## Selection

= = =

How phones, cars and even cafes get starring roles in Korean dramas

Seoul (Agence France-Presse) - The export success of South Korea's television dramas has spawned a hard-selling world of branded entertainment that uses product placement to push everything from smartphones to lipsticks.

Korean firms spend millions of dollars ensuring lovers in popular soap operas confess their feelings via Samsung smartphones, kiss in Hyundai cars and move into a house equipped with a giant LG TV.

And companies looking for exposure pay to feature in shows as characters' workplaces.

The power of the most popular dramas to launch new trends and boost existing ones was displayed by My Love From The Star, an unlikely love story starring Gianna Jun as a top female movie star and Kim Soo Hyun as a 400-year-old alien professor.

In the SBS show - a huge hit especially in China - the characters talked and sent texts on Samsung's Galaxy Note smartphones and chatted via the Line mobile app made by Naver, Seoul's top Internet portal. Jun's character used lotions and lipsticks made by Amorepacific, South Korea's largest cosmetics firm. Other characters had an insatiable taste for mini-desserts made by CJ, the country's top food company.

The exposure clearly paid off. Amorepacific said sales of the skincare products and lipsticks used by Jun surged 75 per cent and 400 per cent respectively, largely thanks to booming sales in China. In the past, product placement on Korean TV shows "boosted domestic sales only", the company said in a statement. "But we've recently seen it having an immediate and widespread impact in Asia, especially in China."

= = =

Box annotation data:
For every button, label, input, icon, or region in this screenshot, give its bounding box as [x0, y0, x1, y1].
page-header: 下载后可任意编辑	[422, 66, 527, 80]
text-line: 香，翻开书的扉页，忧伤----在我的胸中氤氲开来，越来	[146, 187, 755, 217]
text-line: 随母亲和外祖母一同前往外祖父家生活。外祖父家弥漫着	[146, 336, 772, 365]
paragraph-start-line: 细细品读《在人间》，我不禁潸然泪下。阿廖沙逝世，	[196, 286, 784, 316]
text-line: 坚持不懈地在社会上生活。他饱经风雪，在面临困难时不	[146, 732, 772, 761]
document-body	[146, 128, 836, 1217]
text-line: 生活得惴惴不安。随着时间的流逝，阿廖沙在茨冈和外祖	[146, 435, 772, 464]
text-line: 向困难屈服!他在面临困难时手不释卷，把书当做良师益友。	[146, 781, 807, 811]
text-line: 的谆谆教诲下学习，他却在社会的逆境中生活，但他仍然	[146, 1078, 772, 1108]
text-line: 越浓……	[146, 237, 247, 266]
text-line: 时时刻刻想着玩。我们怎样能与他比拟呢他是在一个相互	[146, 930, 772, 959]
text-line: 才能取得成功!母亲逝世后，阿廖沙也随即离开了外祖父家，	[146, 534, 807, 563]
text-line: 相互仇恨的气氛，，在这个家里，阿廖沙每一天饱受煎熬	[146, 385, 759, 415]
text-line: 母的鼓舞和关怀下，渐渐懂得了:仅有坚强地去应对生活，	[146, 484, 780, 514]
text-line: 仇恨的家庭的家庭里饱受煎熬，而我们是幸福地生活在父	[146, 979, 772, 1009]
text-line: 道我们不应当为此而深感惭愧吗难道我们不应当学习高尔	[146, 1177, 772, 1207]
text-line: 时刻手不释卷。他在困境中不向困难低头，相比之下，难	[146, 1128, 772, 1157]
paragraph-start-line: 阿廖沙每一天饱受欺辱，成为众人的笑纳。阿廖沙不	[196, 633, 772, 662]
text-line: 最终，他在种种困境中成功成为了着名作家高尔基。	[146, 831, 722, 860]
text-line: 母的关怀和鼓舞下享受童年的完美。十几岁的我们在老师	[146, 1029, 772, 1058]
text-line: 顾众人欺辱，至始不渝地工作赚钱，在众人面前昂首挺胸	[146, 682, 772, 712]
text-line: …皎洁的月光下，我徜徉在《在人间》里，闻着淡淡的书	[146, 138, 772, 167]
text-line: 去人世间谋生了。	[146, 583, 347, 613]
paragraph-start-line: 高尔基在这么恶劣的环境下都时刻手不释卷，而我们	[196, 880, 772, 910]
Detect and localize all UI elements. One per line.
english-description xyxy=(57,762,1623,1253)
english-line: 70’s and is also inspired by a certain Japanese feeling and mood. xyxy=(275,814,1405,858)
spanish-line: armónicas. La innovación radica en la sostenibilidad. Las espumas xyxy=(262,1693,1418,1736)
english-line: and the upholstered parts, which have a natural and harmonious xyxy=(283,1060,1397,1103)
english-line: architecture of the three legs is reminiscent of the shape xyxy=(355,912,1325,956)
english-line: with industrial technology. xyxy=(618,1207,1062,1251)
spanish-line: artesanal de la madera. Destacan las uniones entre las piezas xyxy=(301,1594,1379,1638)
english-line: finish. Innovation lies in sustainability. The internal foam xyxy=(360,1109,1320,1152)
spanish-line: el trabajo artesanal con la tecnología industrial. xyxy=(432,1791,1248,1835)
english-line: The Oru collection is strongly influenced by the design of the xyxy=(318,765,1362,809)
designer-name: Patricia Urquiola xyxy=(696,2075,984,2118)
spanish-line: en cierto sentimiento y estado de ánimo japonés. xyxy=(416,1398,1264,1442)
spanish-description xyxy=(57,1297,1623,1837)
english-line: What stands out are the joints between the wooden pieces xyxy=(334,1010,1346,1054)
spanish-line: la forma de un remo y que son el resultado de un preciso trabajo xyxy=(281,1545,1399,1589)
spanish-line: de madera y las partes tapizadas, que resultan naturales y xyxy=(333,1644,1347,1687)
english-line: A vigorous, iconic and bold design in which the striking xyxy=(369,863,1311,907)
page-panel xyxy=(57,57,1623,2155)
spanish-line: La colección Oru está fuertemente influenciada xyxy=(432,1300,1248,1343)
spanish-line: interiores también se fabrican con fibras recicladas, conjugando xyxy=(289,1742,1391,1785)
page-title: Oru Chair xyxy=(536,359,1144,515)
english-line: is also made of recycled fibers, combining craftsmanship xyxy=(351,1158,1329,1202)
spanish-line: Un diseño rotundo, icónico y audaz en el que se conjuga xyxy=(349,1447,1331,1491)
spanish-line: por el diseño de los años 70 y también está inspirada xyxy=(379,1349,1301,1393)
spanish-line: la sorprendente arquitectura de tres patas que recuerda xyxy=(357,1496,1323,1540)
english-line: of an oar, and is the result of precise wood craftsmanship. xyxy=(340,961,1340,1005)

= = =

## Parts of the exercise
1) How would you render this sentence from the article on product placement in Korean dramas in Spanish: "And companies looking for exposure pay to feature in shows as characters' workplaces."
2) In the article on product placement in Korean dramas, why did sales of the Amorepacific lotions and lipsticks used by Jun's character climb so steeply?
3) Can you carry on the article about product placement in Korean dramas from where it stops?

## Task responses
1) Y las empresas que buscan visibilidad pagan para aparecer en las series como los lugares de trabajo de los personajes.

2) Amorepacific said the 75 percent rise for the skincare products and the 400 percent rise for the lipsticks came largely from booming sales in China. The company added that placement on Korean TV shows once boosted only domestic sales but now has an immediate and widespread impact in Asia, especially China.

3)
Amorepacific's overseas sales grew 28 per cent last year, boosted by a 29 percent expansion in China, the firm's largest market abroad. More than 90 per cent of product placement deals on Korean soap operas involve domestic firms, but foreign companies are also being attracted by the lure of improved sales in a key regional market.

In My Love From The Star, a pair of US$625 (S$780) Jimmy Choo shoes worn by Jun sold out in shoe stores across Asia within days. Even more dramatically, it took only a rumour - the brand name never appeared - that the lipstick she used in one episode was from Yves St Laurent to cause a similar run on that product.

Neither Jimmy Choo nor YSL had struck a deal to have their products featured placed in the show. Mercedes-Benz did, and the German carmaker saw a spike in the sales of its models featured in the show. "Many companies now know if their products are featured in our shows, Asian viewers, especially women, will feel more familiar with their brands, whether on a conscious or unconscious level," said SBS executive producer Kim Yeong Seop.

While details of product placement deals are not disclosed, industry sources say exposure on popular shows costs at least 100 million won (S$122,310) and much more for a hit drama featuring A-list stars with a regional following. The biggest spender of all is Samsung - the world's largest technology firm by revenue - which sponsors around two-thirds of all domestically produced soap operas, according to Mr Kim Si Hyun, head of 153 Production, a major product placement agency in Seoul.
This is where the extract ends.